[start Provided material]
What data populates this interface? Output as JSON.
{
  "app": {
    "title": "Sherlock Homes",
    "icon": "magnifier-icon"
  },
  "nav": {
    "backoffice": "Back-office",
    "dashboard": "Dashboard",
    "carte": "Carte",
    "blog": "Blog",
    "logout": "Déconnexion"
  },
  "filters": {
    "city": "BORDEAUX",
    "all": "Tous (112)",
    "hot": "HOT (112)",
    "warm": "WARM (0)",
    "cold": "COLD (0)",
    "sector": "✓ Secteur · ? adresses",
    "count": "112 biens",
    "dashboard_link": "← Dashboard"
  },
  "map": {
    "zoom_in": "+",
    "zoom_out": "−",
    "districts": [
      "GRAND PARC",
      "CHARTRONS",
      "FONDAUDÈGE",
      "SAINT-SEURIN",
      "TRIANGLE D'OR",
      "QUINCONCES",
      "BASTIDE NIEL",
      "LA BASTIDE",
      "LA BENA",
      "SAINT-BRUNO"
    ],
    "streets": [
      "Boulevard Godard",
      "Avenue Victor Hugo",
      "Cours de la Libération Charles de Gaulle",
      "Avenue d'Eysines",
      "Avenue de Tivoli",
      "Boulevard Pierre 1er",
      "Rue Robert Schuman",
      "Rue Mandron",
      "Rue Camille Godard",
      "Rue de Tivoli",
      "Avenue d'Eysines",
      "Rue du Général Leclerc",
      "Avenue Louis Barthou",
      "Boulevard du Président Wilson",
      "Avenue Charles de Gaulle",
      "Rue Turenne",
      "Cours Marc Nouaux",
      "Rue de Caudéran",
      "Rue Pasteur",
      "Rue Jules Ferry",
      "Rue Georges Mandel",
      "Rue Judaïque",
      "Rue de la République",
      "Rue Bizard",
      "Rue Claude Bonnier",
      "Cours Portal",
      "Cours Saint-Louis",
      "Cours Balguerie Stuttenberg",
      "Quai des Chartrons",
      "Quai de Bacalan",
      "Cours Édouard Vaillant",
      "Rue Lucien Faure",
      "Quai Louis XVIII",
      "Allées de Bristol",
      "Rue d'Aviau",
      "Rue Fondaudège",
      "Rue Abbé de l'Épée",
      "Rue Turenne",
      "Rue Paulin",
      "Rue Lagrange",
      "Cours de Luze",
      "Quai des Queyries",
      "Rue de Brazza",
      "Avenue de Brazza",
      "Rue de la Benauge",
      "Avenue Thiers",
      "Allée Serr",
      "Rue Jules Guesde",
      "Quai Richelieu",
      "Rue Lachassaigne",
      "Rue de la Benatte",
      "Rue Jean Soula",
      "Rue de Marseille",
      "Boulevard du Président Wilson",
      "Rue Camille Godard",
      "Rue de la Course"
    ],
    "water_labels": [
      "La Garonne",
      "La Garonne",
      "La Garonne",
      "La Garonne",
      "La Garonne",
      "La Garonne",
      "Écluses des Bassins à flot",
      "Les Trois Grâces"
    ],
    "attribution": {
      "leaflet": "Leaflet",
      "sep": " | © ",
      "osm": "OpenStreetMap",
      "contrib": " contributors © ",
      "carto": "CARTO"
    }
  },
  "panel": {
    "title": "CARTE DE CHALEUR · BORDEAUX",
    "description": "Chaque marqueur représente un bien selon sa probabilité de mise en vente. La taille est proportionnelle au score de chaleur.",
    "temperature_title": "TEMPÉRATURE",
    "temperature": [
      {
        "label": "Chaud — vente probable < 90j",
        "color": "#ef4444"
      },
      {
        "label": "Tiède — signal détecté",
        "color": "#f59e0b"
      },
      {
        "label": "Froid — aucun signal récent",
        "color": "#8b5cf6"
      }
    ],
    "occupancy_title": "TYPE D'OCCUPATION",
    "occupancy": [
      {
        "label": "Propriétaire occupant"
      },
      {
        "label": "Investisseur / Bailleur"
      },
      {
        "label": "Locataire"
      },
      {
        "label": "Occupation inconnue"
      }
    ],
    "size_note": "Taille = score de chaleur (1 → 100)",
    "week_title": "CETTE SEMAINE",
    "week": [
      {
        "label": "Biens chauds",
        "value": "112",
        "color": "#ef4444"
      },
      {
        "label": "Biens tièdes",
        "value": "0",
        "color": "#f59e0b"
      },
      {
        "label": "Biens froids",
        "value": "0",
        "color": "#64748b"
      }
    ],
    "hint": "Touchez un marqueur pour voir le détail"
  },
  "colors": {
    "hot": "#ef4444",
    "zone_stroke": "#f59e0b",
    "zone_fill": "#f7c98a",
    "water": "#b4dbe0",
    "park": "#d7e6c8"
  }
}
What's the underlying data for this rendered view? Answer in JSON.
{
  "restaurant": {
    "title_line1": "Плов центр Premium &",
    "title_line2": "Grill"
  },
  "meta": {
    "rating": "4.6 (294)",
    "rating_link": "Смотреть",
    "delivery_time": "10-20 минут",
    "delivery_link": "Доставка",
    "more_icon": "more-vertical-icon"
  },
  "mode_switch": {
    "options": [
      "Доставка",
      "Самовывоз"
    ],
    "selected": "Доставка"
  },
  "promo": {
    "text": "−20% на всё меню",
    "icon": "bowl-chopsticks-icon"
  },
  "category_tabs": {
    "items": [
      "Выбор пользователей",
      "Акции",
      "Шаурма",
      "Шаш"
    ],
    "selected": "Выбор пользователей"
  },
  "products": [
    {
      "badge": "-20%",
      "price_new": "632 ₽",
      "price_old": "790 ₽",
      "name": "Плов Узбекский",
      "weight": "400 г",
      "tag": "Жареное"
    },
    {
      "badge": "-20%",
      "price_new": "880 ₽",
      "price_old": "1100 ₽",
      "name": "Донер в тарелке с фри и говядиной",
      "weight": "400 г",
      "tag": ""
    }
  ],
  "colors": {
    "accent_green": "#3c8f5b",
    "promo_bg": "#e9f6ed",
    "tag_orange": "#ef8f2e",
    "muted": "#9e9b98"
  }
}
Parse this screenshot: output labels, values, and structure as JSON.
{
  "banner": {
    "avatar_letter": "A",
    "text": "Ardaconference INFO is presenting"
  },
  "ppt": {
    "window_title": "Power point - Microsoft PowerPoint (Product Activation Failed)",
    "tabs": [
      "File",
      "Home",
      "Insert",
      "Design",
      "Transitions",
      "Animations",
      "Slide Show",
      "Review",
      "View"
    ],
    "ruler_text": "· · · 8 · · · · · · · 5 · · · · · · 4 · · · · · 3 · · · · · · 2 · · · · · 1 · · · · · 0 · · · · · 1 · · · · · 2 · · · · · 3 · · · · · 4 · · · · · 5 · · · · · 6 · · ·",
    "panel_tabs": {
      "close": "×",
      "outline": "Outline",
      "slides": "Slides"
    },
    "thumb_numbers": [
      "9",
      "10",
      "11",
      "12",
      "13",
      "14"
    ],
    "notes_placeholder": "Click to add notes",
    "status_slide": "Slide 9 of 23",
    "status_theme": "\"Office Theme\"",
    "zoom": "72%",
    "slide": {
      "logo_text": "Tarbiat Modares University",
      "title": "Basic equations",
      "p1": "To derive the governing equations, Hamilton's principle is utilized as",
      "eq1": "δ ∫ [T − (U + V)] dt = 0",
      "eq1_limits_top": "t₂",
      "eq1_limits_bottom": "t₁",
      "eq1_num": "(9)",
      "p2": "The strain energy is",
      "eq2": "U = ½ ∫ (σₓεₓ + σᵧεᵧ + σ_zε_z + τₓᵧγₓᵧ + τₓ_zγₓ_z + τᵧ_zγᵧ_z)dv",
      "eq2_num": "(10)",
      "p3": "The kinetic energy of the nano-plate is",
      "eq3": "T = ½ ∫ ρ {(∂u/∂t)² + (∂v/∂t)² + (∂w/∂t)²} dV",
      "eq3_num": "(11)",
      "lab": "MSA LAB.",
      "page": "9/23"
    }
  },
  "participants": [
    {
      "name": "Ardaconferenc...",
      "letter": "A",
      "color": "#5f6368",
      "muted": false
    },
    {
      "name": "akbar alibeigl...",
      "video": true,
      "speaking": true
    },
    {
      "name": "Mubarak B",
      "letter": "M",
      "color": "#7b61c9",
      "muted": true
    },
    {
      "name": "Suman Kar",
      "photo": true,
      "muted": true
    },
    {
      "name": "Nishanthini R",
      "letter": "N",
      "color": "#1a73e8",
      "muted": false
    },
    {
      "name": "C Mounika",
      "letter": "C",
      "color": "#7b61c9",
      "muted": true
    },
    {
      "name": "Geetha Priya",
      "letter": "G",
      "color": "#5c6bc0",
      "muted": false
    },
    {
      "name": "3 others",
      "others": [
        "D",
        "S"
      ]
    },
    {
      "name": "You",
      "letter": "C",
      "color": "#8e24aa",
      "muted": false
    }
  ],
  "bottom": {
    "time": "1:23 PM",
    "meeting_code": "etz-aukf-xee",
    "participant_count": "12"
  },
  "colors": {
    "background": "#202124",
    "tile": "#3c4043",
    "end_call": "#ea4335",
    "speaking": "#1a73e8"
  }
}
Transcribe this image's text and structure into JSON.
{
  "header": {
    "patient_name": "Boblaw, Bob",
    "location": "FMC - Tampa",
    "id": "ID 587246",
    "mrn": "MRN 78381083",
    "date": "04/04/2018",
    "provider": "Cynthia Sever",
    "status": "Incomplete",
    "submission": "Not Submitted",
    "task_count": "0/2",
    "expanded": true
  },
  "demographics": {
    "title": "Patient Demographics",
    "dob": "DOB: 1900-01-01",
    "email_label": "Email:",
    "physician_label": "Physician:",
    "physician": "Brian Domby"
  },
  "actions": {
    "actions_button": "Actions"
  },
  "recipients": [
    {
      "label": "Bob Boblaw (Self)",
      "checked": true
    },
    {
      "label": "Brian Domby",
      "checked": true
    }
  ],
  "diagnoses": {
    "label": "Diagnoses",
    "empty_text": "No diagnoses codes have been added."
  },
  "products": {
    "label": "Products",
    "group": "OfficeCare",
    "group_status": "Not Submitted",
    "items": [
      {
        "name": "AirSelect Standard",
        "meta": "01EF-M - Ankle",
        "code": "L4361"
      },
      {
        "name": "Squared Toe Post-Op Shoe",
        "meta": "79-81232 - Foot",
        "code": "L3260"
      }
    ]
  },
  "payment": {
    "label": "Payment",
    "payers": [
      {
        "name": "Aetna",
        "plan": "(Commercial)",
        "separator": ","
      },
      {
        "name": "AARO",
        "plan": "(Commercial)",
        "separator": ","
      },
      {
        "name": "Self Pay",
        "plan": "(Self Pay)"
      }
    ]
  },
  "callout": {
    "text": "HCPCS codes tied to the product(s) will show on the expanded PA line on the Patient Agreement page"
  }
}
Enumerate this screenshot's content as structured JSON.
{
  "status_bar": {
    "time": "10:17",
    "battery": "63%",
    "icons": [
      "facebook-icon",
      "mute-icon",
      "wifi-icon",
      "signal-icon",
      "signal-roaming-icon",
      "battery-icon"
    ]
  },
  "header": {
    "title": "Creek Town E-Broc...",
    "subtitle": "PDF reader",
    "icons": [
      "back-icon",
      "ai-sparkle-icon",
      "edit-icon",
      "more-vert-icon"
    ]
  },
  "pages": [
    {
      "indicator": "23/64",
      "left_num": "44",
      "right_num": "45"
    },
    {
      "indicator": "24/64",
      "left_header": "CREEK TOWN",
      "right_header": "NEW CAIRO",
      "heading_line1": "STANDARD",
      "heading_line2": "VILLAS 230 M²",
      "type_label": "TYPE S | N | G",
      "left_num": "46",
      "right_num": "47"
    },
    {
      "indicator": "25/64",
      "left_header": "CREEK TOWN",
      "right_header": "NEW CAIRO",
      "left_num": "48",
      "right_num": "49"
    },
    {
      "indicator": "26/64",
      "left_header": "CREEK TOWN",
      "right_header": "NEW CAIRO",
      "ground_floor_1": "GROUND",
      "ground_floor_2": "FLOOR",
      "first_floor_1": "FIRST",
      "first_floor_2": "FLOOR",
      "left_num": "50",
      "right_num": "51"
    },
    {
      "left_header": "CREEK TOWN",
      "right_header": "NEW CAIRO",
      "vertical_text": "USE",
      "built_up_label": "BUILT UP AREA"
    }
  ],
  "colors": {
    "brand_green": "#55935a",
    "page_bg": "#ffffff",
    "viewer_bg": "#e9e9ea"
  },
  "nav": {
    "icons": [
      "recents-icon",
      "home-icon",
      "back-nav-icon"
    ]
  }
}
[end Provided material]
▶ _Exercise prompt_:
Find the lines containing "JSON" and pull them out.

▶ _Exercise answer_:
What data populates this interface? Output as JSON.
What's the underlying data for this rendered view? Answer in JSON.
Parse this screenshot: output labels, values, and structure as JSON.
Transcribe this image's text and structure into JSON.
Enumerate this screenshot's content as structured JSON.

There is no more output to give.